Фрагмент документа ->
В Серебряном веке много крупных фигур, растиражированных и раскрученных, сияющих, как яркие звезды на литературном небосклоне: Блок и Бунин, Маяковский и Есенин, Ахматова и Мандельштам… Но есть звездочки поменьше, свет которых едва заметен. И есть такие, которых советская критика пыталась полностью замолчать и проигнорировать; к их числу относится и Сергей Маковский. А ведь он так много сделал для отечественной культуры! Пожалуй, он и Дягилев выполняли роль локомотива, тянущего за собой весь состав из различных вагончиков русского искусства на Запад. Создавали и пропагандировали. Развивали и рекламировали… Свою активную культуртрегерскую деятельность
Сергей Маковский представлял как служение для «высших нужд народа», как борьбу с национальной косностью, «доморощенностью» и творческим изоляционизмом: «В этом болоте равнодушия, безволья, политической апатии нужны люди, которые бы в области им близкой, любимой, думали не только о себе, о своих личных удобствах и целях, а о судьбе того дела, которому они служат… Все — вразброд. Ни у кого — энергии культурного общественного строительства. Можно ли жить в такой стране, сознавая свои силы, и ничего не создавать, спрятавшись в свою раковину?» — так с пафосом писал Сергей Маковский в письме к матери от 29 июля 1909 года. Сам Маковский никогда не прятался в «раковине», а интенсивно ворошил российское «болото», осуществляя то одно дело, то другое, претворяя проект за проектом. Маковский начал печатать статьи по вопросам искусства с 1896 года, т. е. с 19 лет! Живопись, литература и музыка были родной его стихией с детских лет.
В 1905 году выпустил свой первый сборник стихов. Затем — несколько томов, под заглавием «Страница художественной критики». В 1906–1908 годах читал курс лекций по всеобщей истории искусств в Обществе поощрения художеств в Петербурге. Маковский — один из основателей и членов редакционного комитета журнала «Старые годы» (1907–1917). Под его редакцией издавался и еще один уникальный журнал «Русская икона».
В 1909 году основал журнал «Аполлон» (один из лучших в Серебряном веке) и редактировал и вел его вплоть до закрытия во всем том же печальном 1917 году. «Аполлон» был подлинным центром петербургской литературно-художественной жизни и мысли. Но это еще не все! С 1908 года Маковский выступал организатором художественных выставок, первая из них — «Салон» — объединила всех передовых русских живописцев и скульпторов, от Валентина Серова до Чюрлениса, от Петрова-Водкина до Кандинского.
В 1910 году Маковский по поручению Петербургской академии художеств организовал русский отдел на международной выставке в Брюсселе и устроил выставку «Мир искусств» в Париже. Шумный успех имела и организованная Маковским в Петербурге выставка «Сто лет французской живописи (1812–1912)». Неутомимым оставался Маковский и в эмиграции. Помимо восьми поэтических сборников (он был еще и поэтом), вышли такие значительные работы, как «Силуэты русских художников» (Прага, 1922), «Портреты современников» (Нью-Йорк, 1955), «На Парнасе „Серебряного века" (Мюнхен, 1962). Все эти книги стали одним из самых значительных и интересных источников по истории русской литературно-художественной жизни XX века, века „мятежного, богоимущего, бредившего красотой", как отмечал Маковский. А теперь немного о самом Маковском.

Фрагмент набора данных ->
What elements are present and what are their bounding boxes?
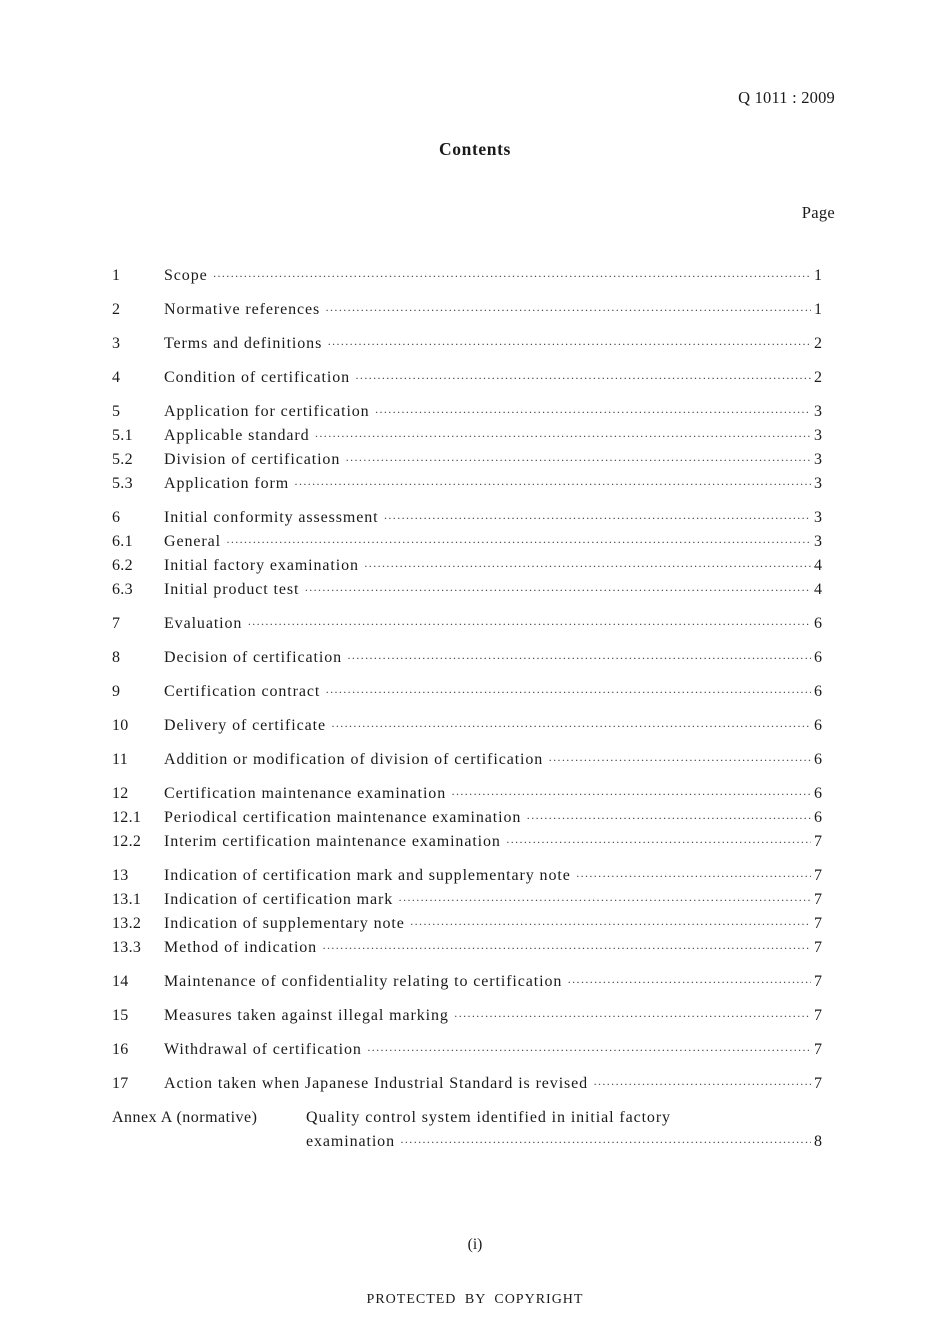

Описание задания -> Скопируйте без изменений часть текста о Сергее Маковском, которая начинается со слов «В 1905 году» и заканчивается словами «Петрова-Водкина до Кандинского.».

Решение задачи ->
В 1905 году выпустил свой первый сборник стихов. Затем — несколько томов, под заглавием «Страница художественной критики». В 1906–1908 годах читал курс лекций по всеобщей истории искусств в Обществе поощрения художеств в Петербурге. Маковский — один из основателей и членов редакционного комитета журнала «Старые годы» (1907–1917). Под его редакцией издавался и еще один уникальный журнал «Русская икона».
В 1909 году основал журнал «Аполлон» (один из лучших в Серебряном веке) и редактировал и вел его вплоть до закрытия во всем том же печальном 1917 году. «Аполлон» был подлинным центром петербургской литературно-художественной жизни и мысли. Но это еще не все! С 1908 года Маковский выступал организатором художественных выставок, первая из них — «Салон» — объединила всех передовых русских живописцев и скульпторов, от Валентина Серова до Чюрлениса, от Петрова-Водкина до Кандинского.